#### GOAL:
Which lines in the material below contain the word "this"? Copy each of them.

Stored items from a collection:

· · · ·

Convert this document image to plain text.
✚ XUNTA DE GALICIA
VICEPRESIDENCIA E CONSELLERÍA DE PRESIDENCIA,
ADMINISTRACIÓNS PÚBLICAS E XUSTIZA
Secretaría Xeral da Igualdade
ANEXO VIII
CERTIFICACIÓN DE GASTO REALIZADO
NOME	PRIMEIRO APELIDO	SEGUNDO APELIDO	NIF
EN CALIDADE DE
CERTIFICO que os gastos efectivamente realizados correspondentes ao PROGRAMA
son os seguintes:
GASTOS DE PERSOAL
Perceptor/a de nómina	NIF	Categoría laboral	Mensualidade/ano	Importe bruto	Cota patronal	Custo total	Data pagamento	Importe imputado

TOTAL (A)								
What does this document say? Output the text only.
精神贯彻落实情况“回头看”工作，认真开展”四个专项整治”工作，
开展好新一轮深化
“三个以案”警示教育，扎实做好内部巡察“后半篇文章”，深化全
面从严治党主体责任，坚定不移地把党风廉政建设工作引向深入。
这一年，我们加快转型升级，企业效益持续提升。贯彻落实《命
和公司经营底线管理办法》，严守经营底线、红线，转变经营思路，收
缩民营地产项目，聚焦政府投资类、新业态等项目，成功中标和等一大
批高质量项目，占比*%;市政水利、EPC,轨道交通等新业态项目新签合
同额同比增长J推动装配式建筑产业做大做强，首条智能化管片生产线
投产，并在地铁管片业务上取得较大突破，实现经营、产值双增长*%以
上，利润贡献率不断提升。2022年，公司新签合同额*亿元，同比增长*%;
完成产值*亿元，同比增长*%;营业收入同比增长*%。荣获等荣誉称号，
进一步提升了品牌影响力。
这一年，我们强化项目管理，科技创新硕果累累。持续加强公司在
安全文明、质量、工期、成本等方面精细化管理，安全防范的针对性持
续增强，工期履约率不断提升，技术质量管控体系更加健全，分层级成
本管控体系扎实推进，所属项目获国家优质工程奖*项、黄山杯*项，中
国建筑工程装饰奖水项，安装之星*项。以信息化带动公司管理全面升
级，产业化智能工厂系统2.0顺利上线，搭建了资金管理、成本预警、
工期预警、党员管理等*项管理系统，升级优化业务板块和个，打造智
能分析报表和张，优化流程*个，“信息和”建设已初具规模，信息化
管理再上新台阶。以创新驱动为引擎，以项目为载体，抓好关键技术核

· · · ·

#### IN RESPONSE:
Convert this document image to plain text.
What does this document say? Output the text only.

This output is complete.